» Entries with figure data:
━━━━

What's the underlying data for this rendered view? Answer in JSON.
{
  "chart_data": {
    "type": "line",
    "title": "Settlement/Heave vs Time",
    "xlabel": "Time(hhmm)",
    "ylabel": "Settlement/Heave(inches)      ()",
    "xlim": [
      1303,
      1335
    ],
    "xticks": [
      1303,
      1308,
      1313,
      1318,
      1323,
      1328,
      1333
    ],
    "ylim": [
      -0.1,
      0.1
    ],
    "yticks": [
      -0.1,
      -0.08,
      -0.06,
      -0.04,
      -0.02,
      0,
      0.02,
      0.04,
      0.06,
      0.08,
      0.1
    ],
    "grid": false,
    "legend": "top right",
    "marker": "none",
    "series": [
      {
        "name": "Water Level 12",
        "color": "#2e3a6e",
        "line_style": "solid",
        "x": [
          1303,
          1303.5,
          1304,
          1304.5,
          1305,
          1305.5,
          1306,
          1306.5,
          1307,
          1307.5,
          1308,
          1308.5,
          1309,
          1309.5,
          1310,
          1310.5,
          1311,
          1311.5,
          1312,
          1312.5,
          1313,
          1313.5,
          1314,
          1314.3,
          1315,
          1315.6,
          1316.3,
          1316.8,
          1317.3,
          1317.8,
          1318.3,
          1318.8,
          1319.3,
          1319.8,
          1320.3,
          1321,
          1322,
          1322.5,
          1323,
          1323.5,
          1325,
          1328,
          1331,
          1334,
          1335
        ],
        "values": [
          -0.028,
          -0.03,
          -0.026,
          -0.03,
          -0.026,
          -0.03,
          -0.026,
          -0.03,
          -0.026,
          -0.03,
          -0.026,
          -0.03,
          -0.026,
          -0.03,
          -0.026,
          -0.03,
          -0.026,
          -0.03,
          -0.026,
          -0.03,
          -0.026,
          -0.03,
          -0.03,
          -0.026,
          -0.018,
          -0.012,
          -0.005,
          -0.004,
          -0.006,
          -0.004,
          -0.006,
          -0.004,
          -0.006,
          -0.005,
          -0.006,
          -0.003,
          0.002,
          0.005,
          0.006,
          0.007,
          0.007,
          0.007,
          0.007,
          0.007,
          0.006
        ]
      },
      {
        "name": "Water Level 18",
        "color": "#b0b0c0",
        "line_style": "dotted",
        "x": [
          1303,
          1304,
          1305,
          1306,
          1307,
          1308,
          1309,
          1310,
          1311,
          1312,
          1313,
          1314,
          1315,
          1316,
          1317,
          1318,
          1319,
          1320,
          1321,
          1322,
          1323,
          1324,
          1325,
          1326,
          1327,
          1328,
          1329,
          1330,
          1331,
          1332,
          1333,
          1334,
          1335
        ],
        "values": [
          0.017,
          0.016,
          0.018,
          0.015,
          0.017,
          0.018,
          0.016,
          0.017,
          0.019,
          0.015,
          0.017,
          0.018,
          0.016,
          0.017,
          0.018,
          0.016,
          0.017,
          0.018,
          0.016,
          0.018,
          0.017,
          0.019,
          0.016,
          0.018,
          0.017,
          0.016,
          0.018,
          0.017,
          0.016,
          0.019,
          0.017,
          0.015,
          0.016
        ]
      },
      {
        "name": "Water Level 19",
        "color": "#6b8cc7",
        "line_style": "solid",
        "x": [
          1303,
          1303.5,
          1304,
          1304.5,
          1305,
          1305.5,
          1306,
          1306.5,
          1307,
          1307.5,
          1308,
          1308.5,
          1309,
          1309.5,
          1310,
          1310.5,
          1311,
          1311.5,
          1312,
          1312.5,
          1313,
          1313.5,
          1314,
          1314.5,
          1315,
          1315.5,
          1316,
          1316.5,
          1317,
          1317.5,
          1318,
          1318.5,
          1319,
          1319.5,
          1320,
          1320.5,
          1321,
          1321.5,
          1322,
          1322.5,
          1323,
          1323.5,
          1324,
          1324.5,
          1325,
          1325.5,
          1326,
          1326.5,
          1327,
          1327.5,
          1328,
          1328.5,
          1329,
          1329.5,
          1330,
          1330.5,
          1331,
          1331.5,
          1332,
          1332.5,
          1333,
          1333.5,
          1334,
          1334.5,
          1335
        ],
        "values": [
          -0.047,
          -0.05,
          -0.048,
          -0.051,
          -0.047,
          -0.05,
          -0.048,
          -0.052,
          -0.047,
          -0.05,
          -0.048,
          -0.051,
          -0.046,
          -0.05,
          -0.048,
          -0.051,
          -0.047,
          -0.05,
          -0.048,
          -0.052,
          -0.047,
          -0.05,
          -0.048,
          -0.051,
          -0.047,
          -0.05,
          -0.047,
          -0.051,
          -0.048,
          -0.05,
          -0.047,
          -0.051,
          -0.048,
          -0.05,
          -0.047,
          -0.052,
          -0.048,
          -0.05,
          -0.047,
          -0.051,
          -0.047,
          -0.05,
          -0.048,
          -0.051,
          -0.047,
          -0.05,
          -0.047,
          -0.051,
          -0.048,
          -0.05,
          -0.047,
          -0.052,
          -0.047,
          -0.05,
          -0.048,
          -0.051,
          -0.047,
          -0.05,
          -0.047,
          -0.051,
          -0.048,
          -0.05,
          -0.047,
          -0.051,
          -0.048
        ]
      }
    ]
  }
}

━━━━

» Job: Make an exact copy of every line in the data.

» Full response:
What's the underlying data for this rendered view? Answer in JSON.
{
  "chart_data": {
    "type": "line",
    "title": "Settlement/Heave vs Time",
    "xlabel": "Time(hhmm)",
    "ylabel": "Settlement/Heave(inches)      ()",
    "xlim": [
      1303,
      1335
    ],
    "xticks": [
      1303,
      1308,
      1313,
      1318,
      1323,
      1328,
      1333
    ],
    "ylim": [
      -0.1,
      0.1
    ],
    "yticks": [
      -0.1,
      -0.08,
      -0.06,
      -0.04,
      -0.02,
      0,
      0.02,
      0.04,
      0.06,
      0.08,
      0.1
    ],
    "grid": false,
    "legend": "top right",
    "marker": "none",
    "series": [
      {
        "name": "Water Level 12",
        "color": "#2e3a6e",
        "line_style": "solid",
        "x": [
          1303,
          1303.5,
          1304,
          1304.5,
          1305,
          1305.5,
          1306,
          1306.5,
          1307,
          1307.5,
          1308,
          1308.5,
          1309,
          1309.5,
          1310,
          1310.5,
          1311,
          1311.5,
          1312,
          1312.5,
          1313,
          1313.5,
          1314,
          1314.3,
          1315,
          1315.6,
          1316.3,
          1316.8,
          1317.3,
          1317.8,
          1318.3,
          1318.8,
          1319.3,
          1319.8,
          1320.3,
          1321,
          1322,
          1322.5,
          1323,
          1323.5,
          1325,
          1328,
          1331,
          1334,
          1335
        ],
        "values": [
          -0.028,
          -0.03,
          -0.026,
          -0.03,
          -0.026,
          -0.03,
          -0.026,
          -0.03,
          -0.026,
          -0.03,
          -0.026,
          -0.03,
          -0.026,
          -0.03,
          -0.026,
          -0.03,
          -0.026,
          -0.03,
          -0.026,
          -0.03,
          -0.026,
          -0.03,
          -0.03,
          -0.026,
          -0.018,
          -0.012,
          -0.005,
          -0.004,
          -0.006,
          -0.004,
          -0.006,
          -0.004,
          -0.006,
          -0.005,
          -0.006,
          -0.003,
          0.002,
          0.005,
          0.006,
          0.007,
          0.007,
          0.007,
          0.007,
          0.007,
          0.006
        ]
      },
      {
        "name": "Water Level 18",
        "color": "#b0b0c0",
        "line_style": "dotted",
        "x": [
          1303,
          1304,
          1305,
          1306,
          1307,
          1308,
          1309,
          1310,
          1311,
          1312,
          1313,
          1314,
          1315,
          1316,
          1317,
          1318,
          1319,
          1320,
          1321,
          1322,
          1323,
          1324,
          1325,
          1326,
          1327,
          1328,
          1329,
          1330,
          1331,
          1332,
          1333,
          1334,
          1335
        ],
        "values": [
          0.017,
          0.016,
          0.018,
          0.015,
          0.017,
          0.018,
          0.016,
          0.017,
          0.019,
          0.015,
          0.017,
          0.018,
          0.016,
          0.017,
          0.018,
          0.016,
          0.017,
          0.018,
          0.016,
          0.018,
          0.017,
          0.019,
          0.016,
          0.018,
          0.017,
          0.016,
          0.018,
          0.017,
          0.016,
          0.019,
          0.017,
          0.015,
          0.016
        ]
      },
      {
        "name": "Water Level 19",
        "color": "#6b8cc7",
        "line_style": "solid",
        "x": [
          1303,
          1303.5,
          1304,
          1304.5,
          1305,
          1305.5,
          1306,
          1306.5,
          1307,
          1307.5,
          1308,
          1308.5,
          1309,
          1309.5,
          1310,
          1310.5,
          1311,
          1311.5,
          1312,
          1312.5,
          1313,
          1313.5,
          1314,
          1314.5,
          1315,
          1315.5,
          1316,
          1316.5,
          1317,
          1317.5,
          1318,
          1318.5,
          1319,
          1319.5,
          1320,
          1320.5,
          1321,
          1321.5,
          1322,
          1322.5,
          1323,
          1323.5,
          1324,
          1324.5,
          1325,
          1325.5,
          1326,
          1326.5,
          1327,
          1327.5,
          1328,
          1328.5,
          1329,
          1329.5,
          1330,
          1330.5,
          1331,
          1331.5,
          1332,
          1332.5,
          1333,
          1333.5,
          1334,
          1334.5,
          1335
        ],
        "values": [
          -0.047,
          -0.05,
          -0.048,
          -0.051,
          -0.047,
          -0.05,
          -0.048,
          -0.052,
          -0.047,
          -0.05,
          -0.048,
          -0.051,
          -0.046,
          -0.05,
          -0.048,
          -0.051,
          -0.047,
          -0.05,
          -0.048,
          -0.052,
          -0.047,
          -0.05,
          -0.048,
          -0.051,
          -0.047,
          -0.05,
          -0.047,
          -0.051,
          -0.048,
          -0.05,
          -0.047,
          -0.051,
          -0.048,
          -0.05,
          -0.047,
          -0.052,
          -0.048,
          -0.05,
          -0.047,
          -0.051,
          -0.047,
          -0.05,
          -0.048,
          -0.051,
          -0.047,
          -0.05,
          -0.047,
          -0.051,
          -0.048,
          -0.05,
          -0.047,
          -0.052,
          -0.047,
          -0.05,
          -0.048,
          -0.051,
          -0.047,
          -0.05,
          -0.047,
          -0.051,
          -0.048,
          -0.05,
          -0.047,
          -0.051,
          -0.048
        ]
      }
    ]
  }
}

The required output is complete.